[start SUPPLIED DATA]

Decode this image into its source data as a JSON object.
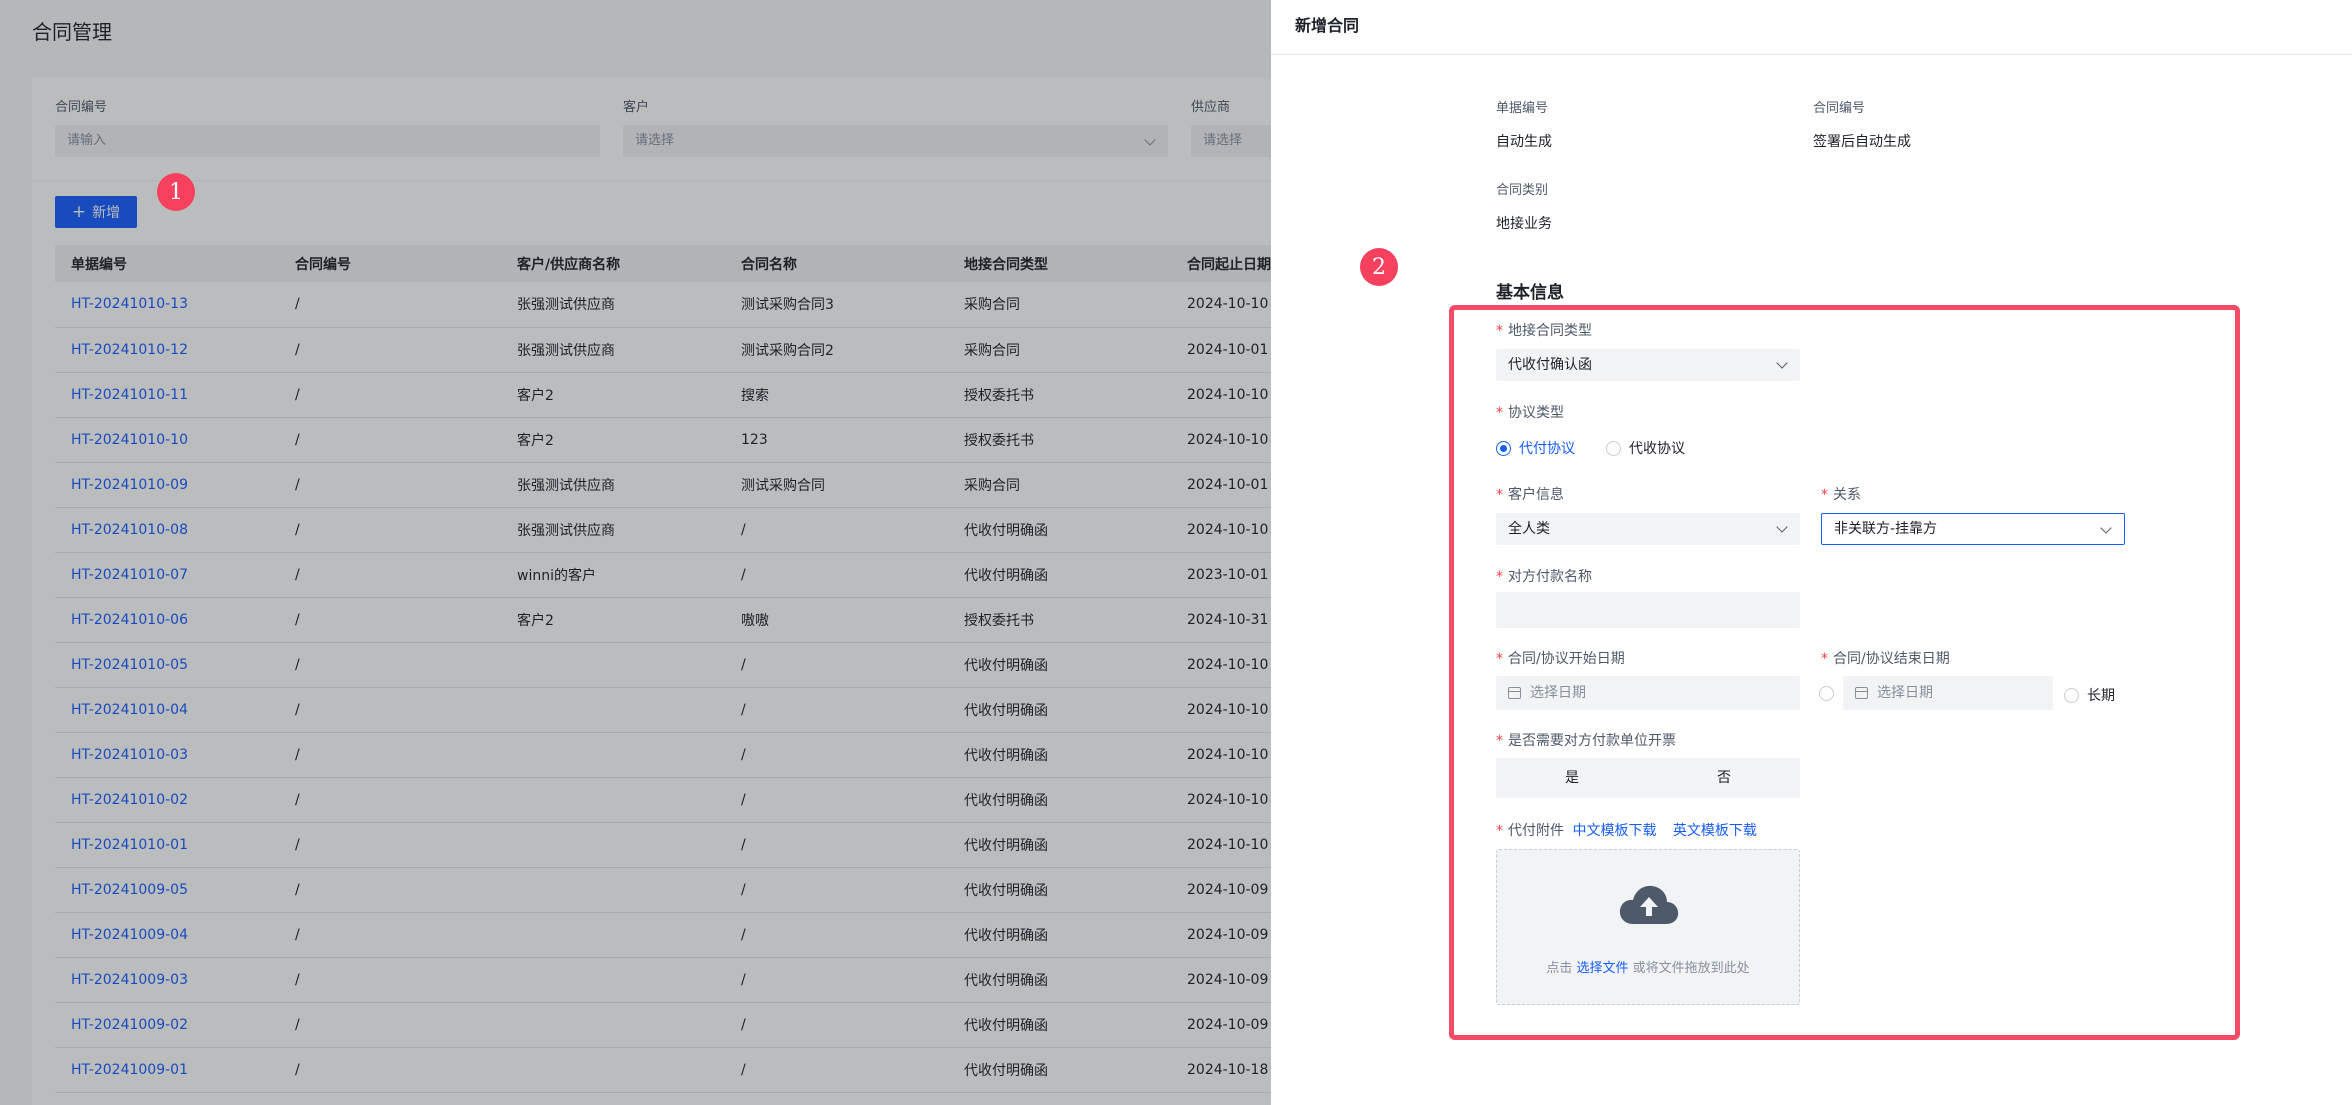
{
  "page": {
    "title": "合同管理"
  },
  "filters": [
    {
      "label": "合同编号",
      "placeholder": "请输入",
      "type": "input"
    },
    {
      "label": "客户",
      "placeholder": "请选择",
      "type": "select"
    },
    {
      "label": "供应商",
      "placeholder": "请选择",
      "type": "select"
    }
  ],
  "toolbar": {
    "add_label": "新增",
    "add_icon": "plus-icon"
  },
  "badges": {
    "step1": "1",
    "step2": "2"
  },
  "table": {
    "columns": [
      "单据编号",
      "合同编号",
      "客户/供应商名称",
      "合同名称",
      "地接合同类型",
      "合同起止日期"
    ],
    "rows": [
      [
        "HT-20241010-13",
        "/",
        "张强测试供应商",
        "测试采购合同3",
        "采购合同",
        "2024-10-10"
      ],
      [
        "HT-20241010-12",
        "/",
        "张强测试供应商",
        "测试采购合同2",
        "采购合同",
        "2024-10-01"
      ],
      [
        "HT-20241010-11",
        "/",
        "客户2",
        "搜索",
        "授权委托书",
        "2024-10-10"
      ],
      [
        "HT-20241010-10",
        "/",
        "客户2",
        "123",
        "授权委托书",
        "2024-10-10"
      ],
      [
        "HT-20241010-09",
        "/",
        "张强测试供应商",
        "测试采购合同",
        "采购合同",
        "2024-10-01"
      ],
      [
        "HT-20241010-08",
        "/",
        "张强测试供应商",
        "/",
        "代收付明确函",
        "2024-10-10"
      ],
      [
        "HT-20241010-07",
        "/",
        "winni的客户",
        "/",
        "代收付明确函",
        "2023-10-01"
      ],
      [
        "HT-20241010-06",
        "/",
        "客户2",
        "嗷嗷",
        "授权委托书",
        "2024-10-31"
      ],
      [
        "HT-20241010-05",
        "/",
        "",
        "/",
        "代收付明确函",
        "2024-10-10"
      ],
      [
        "HT-20241010-04",
        "/",
        "",
        "/",
        "代收付明确函",
        "2024-10-10"
      ],
      [
        "HT-20241010-03",
        "/",
        "",
        "/",
        "代收付明确函",
        "2024-10-10"
      ],
      [
        "HT-20241010-02",
        "/",
        "",
        "/",
        "代收付明确函",
        "2024-10-10"
      ],
      [
        "HT-20241010-01",
        "/",
        "",
        "/",
        "代收付明确函",
        "2024-10-10"
      ],
      [
        "HT-20241009-05",
        "/",
        "",
        "/",
        "代收付明确函",
        "2024-10-09"
      ],
      [
        "HT-20241009-04",
        "/",
        "",
        "/",
        "代收付明确函",
        "2024-10-09"
      ],
      [
        "HT-20241009-03",
        "/",
        "",
        "/",
        "代收付明确函",
        "2024-10-09"
      ],
      [
        "HT-20241009-02",
        "/",
        "",
        "/",
        "代收付明确函",
        "2024-10-09"
      ],
      [
        "HT-20241009-01",
        "/",
        "",
        "/",
        "代收付明确函",
        "2024-10-18"
      ]
    ]
  },
  "drawer": {
    "title": "新增合同",
    "doc_no": {
      "label": "单据编号",
      "value": "自动生成"
    },
    "contract_no": {
      "label": "合同编号",
      "value": "签署后自动生成"
    },
    "category": {
      "label": "合同类别",
      "value": "地接业务"
    },
    "section_title": "基本信息",
    "required_mark": "*",
    "contract_type": {
      "label": "地接合同类型",
      "value": "代收付确认函"
    },
    "agreement_type": {
      "label": "协议类型",
      "options": [
        "代付协议",
        "代收协议"
      ],
      "selected": "代付协议"
    },
    "customer_info": {
      "label": "客户信息",
      "value": "全人类"
    },
    "relation": {
      "label": "关系",
      "value": "非关联方-挂靠方"
    },
    "payer_name": {
      "label": "对方付款名称",
      "value": ""
    },
    "start_date": {
      "label": "合同/协议开始日期",
      "placeholder": "选择日期"
    },
    "end_date": {
      "label": "合同/协议结束日期",
      "placeholder": "选择日期",
      "long_term_label": "长期"
    },
    "invoice": {
      "label": "是否需要对方付款单位开票",
      "options": [
        "是",
        "否"
      ]
    },
    "attachment": {
      "label": "代付附件",
      "cn_template": "中文模板下载",
      "en_template": "英文模板下载",
      "hint_prefix": "点击",
      "hint_link": "选择文件",
      "hint_suffix": "或将文件拖放到此处",
      "icon": "cloud-upload-icon"
    }
  },
  "colors": {
    "primary": "#165dff",
    "danger": "#f53f3f",
    "highlight": "#f24a67",
    "badge": "#f5405e"
  }
}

[end SUPPLIED DATA]

Filter the entries down to the lines containing "value". Copy each of those lines.

      "value": "自动生成"
      "value": "签署后自动生成"
      "value": "地接业务"
      "value": "代收付确认函"
      "value": "全人类"
      "value": "非关联方-挂靠方"
      "value": ""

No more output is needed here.